- Goal
Retype exactly the stretch of lines that begins at the line containing "Output the underlying" and ends at the last line of the data, with no other lines.

BEGIN Data supplied

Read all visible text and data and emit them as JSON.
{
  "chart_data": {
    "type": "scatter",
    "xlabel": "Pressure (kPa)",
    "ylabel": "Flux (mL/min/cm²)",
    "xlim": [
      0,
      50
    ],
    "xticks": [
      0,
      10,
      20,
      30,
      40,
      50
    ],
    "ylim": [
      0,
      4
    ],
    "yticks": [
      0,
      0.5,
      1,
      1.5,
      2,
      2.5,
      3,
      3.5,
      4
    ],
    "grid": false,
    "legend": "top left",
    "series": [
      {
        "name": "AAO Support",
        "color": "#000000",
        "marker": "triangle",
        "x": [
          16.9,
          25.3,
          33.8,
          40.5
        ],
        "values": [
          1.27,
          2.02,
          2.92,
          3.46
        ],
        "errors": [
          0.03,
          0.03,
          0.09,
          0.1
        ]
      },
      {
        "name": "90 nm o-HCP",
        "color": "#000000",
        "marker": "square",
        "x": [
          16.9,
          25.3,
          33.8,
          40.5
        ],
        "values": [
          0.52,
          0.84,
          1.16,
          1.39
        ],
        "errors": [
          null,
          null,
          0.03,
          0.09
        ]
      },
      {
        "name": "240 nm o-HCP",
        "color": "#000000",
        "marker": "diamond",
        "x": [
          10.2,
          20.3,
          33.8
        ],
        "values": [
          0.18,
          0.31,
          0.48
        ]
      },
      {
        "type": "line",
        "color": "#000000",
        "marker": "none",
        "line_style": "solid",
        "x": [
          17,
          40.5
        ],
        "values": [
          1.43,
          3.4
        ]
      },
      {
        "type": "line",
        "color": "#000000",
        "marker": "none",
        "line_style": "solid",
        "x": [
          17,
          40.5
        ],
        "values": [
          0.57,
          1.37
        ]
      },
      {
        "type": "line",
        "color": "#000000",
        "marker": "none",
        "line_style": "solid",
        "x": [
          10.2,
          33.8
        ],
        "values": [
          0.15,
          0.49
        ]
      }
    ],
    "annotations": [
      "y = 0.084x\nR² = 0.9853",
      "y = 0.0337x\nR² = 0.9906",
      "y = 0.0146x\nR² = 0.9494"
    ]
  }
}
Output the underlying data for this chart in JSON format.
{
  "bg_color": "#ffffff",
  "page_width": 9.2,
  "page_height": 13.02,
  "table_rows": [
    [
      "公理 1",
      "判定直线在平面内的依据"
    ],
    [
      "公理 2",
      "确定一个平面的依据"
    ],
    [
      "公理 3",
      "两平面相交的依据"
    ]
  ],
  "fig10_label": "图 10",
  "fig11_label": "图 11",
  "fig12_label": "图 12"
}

END Data supplied

- Correct response
Output the underlying data for this chart in JSON format.
{
  "bg_color": "#ffffff",
  "page_width": 9.2,
  "page_height": 13.02,
  "table_rows": [
    [
      "公理 1",
      "判定直线在平面内的依据"
    ],
    [
      "公理 2",
      "确定一个平面的依据"
    ],
    [
      "公理 3",
      "两平面相交的依据"
    ]
  ],
  "fig10_label": "图 10",
  "fig11_label": "图 11",
  "fig12_label": "图 12"
}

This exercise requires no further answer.